— Problem to solve —
Quote word for word the lines from the first one through the line with "graph-node-mc2[interactable]: [1550, 887, 1574, 911]", including both.

— Data provided —
□ □ □ □

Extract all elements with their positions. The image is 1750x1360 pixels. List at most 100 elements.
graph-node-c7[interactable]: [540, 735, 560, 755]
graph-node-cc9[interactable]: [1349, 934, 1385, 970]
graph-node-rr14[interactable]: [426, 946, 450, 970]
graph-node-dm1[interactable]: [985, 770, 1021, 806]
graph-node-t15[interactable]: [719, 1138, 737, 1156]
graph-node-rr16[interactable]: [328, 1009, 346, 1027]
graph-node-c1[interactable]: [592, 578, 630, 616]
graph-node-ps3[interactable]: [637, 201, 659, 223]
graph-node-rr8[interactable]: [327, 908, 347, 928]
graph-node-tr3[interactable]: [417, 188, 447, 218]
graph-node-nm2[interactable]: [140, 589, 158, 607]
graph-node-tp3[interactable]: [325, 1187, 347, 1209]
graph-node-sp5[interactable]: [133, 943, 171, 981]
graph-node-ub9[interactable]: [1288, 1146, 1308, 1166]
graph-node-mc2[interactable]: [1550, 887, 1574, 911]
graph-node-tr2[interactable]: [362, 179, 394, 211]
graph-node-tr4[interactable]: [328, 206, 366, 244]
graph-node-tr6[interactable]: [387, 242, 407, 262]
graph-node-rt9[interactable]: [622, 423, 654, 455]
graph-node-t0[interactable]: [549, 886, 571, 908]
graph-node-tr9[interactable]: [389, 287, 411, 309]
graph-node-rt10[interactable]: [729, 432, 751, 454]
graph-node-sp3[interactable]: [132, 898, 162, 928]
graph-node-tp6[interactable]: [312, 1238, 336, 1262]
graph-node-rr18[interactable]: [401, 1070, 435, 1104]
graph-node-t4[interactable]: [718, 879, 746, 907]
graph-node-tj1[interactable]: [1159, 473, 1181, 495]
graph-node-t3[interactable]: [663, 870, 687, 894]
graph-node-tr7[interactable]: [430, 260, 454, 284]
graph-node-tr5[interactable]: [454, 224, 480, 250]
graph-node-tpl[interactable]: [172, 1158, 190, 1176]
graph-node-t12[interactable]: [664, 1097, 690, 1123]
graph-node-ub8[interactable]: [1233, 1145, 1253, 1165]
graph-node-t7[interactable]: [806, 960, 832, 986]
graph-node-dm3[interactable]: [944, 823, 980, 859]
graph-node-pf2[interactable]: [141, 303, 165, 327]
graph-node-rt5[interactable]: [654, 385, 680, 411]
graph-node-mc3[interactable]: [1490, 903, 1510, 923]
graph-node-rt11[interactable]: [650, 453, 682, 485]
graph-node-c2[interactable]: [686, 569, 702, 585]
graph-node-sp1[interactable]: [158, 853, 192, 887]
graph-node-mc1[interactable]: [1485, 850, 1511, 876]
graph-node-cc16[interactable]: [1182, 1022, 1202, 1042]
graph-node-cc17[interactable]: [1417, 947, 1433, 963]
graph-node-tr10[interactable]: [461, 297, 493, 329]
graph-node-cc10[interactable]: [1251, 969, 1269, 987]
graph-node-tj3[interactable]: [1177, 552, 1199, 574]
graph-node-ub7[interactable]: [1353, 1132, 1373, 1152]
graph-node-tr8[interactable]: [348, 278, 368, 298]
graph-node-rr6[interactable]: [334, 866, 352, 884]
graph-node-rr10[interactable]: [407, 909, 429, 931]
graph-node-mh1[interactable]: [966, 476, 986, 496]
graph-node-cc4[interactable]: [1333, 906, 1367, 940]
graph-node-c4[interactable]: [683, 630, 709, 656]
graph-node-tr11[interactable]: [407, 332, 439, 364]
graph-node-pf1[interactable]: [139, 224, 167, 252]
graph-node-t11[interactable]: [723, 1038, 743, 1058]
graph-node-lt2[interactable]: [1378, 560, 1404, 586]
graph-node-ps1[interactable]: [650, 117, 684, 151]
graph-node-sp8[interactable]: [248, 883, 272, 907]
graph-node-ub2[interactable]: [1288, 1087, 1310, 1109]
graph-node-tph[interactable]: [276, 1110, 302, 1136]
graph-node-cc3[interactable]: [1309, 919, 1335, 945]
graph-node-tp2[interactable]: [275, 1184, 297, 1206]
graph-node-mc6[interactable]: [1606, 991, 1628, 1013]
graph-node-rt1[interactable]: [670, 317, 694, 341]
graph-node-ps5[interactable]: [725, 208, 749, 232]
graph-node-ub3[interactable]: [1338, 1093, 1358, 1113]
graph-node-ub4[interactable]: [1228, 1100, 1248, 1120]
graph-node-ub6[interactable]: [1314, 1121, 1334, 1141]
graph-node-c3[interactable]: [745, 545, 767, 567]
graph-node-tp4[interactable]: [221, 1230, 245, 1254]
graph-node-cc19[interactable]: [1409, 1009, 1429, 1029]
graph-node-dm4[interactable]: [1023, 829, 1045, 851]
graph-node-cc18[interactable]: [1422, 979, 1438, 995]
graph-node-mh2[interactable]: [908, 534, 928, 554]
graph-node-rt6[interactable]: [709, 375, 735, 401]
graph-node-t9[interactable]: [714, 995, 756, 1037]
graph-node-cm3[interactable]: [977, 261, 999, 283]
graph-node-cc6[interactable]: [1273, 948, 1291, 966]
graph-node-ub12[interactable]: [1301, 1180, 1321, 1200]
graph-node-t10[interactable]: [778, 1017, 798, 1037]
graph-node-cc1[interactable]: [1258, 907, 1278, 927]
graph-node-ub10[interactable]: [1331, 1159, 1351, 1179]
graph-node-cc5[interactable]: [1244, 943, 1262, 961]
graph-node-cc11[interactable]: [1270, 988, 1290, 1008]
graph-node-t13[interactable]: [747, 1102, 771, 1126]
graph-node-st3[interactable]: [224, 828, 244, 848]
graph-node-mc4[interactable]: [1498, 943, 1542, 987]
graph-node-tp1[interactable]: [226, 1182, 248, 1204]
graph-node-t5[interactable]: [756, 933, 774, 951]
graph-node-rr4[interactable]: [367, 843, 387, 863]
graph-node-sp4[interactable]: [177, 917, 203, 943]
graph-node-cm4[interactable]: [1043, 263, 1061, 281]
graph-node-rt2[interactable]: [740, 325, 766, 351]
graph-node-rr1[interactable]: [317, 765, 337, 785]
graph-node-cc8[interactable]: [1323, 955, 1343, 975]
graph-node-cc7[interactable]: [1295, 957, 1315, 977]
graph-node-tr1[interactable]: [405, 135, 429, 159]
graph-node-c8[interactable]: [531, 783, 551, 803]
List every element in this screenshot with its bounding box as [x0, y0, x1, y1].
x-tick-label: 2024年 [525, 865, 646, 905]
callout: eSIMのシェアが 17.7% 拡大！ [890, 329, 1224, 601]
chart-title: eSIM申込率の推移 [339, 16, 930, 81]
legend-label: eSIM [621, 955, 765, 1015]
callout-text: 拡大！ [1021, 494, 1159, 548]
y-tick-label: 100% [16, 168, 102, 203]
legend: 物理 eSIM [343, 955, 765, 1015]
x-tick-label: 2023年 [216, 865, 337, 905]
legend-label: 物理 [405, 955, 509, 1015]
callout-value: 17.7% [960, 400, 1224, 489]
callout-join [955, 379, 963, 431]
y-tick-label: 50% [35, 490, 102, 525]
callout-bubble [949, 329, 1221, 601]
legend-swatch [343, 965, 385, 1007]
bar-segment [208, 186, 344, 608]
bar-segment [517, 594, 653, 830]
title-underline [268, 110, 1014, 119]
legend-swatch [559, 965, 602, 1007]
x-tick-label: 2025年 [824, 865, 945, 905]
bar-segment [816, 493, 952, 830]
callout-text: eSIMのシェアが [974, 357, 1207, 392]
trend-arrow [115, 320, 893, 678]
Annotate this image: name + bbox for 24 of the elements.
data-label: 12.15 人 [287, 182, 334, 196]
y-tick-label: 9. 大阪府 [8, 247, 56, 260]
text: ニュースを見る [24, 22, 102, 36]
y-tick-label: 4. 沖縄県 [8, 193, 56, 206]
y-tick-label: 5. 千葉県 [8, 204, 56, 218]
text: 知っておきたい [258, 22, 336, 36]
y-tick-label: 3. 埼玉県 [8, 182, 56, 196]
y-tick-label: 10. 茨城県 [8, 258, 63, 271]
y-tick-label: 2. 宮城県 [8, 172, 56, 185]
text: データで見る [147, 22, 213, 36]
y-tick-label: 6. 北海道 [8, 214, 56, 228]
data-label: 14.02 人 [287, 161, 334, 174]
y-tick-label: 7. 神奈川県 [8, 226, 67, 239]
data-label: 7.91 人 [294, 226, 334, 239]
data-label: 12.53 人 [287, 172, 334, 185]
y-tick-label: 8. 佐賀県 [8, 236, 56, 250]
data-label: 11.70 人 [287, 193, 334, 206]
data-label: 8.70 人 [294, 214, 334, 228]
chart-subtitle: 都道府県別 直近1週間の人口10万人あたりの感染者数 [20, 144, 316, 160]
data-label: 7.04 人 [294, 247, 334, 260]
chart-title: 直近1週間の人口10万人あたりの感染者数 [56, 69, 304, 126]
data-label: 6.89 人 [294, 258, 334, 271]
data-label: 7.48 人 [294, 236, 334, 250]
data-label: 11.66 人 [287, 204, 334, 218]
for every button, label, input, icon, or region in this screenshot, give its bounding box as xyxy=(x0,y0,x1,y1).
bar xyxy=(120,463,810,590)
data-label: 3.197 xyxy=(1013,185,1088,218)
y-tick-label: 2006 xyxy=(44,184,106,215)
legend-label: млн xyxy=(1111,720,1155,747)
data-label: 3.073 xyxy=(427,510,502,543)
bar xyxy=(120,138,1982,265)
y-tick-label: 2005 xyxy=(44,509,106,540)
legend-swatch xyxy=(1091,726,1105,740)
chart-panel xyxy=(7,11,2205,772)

□ □ □ □

— Answer below —
Extract all elements with their positions. The image is 1750x1360 pixels. List at most 100 elements.
graph-node-c7[interactable]: [540, 735, 560, 755]
graph-node-cc9[interactable]: [1349, 934, 1385, 970]
graph-node-rr14[interactable]: [426, 946, 450, 970]
graph-node-dm1[interactable]: [985, 770, 1021, 806]
graph-node-t15[interactable]: [719, 1138, 737, 1156]
graph-node-rr16[interactable]: [328, 1009, 346, 1027]
graph-node-c1[interactable]: [592, 578, 630, 616]
graph-node-ps3[interactable]: [637, 201, 659, 223]
graph-node-rr8[interactable]: [327, 908, 347, 928]
graph-node-tr3[interactable]: [417, 188, 447, 218]
graph-node-nm2[interactable]: [140, 589, 158, 607]
graph-node-tp3[interactable]: [325, 1187, 347, 1209]
graph-node-sp5[interactable]: [133, 943, 171, 981]
graph-node-ub9[interactable]: [1288, 1146, 1308, 1166]
graph-node-mc2[interactable]: [1550, 887, 1574, 911]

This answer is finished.